● Data
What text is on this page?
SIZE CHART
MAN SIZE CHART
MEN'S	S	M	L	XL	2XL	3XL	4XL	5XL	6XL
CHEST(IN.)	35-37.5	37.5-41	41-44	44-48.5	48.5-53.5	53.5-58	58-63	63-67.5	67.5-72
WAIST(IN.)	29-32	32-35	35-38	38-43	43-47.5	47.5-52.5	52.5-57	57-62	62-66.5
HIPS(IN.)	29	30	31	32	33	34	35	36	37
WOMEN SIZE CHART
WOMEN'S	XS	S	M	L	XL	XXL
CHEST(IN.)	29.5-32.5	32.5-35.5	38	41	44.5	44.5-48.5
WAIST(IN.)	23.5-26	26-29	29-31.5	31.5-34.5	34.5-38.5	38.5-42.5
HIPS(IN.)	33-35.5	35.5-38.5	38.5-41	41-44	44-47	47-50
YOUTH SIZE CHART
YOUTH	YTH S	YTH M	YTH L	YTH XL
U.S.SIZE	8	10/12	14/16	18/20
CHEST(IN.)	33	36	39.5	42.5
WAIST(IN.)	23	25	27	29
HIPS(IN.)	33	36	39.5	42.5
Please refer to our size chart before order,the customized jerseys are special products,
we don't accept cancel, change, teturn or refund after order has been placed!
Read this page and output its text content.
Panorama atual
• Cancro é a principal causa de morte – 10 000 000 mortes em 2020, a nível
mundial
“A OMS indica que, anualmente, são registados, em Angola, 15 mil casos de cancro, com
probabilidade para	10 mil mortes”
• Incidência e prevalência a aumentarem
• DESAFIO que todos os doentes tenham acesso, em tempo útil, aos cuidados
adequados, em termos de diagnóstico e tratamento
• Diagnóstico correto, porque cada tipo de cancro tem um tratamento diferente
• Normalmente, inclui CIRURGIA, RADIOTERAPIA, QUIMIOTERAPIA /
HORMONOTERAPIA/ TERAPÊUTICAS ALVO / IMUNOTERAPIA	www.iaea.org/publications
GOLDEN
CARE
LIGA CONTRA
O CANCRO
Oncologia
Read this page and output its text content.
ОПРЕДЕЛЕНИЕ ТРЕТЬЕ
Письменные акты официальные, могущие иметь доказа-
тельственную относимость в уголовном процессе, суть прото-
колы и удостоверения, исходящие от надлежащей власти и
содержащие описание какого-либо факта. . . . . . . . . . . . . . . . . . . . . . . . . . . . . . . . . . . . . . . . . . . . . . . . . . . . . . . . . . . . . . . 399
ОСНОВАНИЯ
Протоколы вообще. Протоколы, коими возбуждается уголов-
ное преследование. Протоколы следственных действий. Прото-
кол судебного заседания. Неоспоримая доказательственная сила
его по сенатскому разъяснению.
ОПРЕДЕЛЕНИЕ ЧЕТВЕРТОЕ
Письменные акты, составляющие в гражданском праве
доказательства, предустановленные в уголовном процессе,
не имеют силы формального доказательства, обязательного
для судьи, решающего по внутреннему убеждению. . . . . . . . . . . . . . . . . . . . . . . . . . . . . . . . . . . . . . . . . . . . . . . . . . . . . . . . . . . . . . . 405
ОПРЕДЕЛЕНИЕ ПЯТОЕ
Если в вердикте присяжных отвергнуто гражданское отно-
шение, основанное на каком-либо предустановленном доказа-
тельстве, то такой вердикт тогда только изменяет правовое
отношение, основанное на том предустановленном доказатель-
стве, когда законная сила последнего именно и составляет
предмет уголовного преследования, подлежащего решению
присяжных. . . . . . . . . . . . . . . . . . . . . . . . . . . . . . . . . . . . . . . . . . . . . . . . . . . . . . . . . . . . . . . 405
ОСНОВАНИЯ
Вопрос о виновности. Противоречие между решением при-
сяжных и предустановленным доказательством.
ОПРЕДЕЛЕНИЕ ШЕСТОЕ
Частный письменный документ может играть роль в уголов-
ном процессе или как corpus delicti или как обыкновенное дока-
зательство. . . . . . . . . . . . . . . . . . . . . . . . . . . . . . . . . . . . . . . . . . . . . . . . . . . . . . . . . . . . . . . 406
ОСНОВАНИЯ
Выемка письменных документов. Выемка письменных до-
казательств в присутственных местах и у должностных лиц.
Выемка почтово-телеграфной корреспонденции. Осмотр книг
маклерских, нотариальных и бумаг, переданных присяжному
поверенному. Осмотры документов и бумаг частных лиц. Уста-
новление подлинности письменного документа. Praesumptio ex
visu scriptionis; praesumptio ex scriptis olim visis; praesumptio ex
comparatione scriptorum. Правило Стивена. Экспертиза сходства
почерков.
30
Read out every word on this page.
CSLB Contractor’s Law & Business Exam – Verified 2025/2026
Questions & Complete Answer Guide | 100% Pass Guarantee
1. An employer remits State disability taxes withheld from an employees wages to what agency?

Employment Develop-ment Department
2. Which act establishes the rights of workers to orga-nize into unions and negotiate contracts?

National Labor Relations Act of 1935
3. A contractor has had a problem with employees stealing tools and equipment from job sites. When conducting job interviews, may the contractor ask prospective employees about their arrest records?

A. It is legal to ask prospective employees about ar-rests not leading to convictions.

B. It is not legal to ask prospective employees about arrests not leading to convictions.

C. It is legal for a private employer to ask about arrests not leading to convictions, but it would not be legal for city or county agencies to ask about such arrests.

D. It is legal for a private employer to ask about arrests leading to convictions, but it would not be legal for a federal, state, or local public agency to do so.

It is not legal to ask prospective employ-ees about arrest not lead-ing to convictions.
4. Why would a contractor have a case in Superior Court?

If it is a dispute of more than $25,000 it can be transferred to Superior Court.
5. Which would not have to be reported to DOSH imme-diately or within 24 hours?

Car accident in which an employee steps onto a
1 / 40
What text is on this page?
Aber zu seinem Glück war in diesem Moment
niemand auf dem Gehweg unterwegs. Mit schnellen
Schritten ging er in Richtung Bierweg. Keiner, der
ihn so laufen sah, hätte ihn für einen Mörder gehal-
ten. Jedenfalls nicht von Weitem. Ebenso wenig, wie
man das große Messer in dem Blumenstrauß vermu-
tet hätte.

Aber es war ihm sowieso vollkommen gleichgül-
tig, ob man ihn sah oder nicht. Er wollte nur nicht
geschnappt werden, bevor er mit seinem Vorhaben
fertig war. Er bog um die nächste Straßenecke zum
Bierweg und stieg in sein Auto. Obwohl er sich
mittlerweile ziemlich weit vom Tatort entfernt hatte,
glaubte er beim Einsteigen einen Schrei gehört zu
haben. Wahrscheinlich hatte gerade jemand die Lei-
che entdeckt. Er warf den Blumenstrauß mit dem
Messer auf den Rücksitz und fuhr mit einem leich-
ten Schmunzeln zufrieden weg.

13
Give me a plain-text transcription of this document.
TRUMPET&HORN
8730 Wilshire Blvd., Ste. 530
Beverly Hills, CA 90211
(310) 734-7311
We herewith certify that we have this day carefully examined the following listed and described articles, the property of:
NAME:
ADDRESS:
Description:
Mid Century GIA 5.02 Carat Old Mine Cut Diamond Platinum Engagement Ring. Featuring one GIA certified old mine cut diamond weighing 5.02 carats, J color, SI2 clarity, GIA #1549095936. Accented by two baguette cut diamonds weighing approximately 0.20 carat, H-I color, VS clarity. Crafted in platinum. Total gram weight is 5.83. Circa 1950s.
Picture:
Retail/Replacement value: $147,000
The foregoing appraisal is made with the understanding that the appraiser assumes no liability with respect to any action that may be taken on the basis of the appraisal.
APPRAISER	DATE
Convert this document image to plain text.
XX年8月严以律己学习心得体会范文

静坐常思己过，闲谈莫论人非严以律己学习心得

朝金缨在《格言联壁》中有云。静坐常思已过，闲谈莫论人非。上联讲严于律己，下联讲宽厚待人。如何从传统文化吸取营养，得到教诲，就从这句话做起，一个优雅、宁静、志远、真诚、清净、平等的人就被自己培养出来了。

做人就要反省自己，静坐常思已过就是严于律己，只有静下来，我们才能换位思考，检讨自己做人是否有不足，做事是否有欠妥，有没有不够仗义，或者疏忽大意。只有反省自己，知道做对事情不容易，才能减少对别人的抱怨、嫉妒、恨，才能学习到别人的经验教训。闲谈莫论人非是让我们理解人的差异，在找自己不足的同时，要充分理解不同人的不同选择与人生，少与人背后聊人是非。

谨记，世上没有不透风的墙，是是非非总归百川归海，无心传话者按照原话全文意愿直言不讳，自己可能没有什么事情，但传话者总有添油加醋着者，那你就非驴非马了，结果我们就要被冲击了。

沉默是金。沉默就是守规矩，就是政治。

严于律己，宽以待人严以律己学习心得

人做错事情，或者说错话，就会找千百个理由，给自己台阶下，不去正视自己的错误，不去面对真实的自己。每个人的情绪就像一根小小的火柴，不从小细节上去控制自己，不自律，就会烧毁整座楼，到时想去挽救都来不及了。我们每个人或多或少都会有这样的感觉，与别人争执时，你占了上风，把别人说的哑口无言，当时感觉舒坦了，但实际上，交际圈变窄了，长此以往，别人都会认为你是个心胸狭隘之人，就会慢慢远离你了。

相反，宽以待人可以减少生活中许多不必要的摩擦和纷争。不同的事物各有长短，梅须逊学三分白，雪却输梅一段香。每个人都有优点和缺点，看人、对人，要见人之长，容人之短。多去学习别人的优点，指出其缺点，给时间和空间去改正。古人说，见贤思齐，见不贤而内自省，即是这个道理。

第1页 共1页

● What you will do
The word "уголовном" appears in how many lines of the records? Give the number only.

● Result for this task
2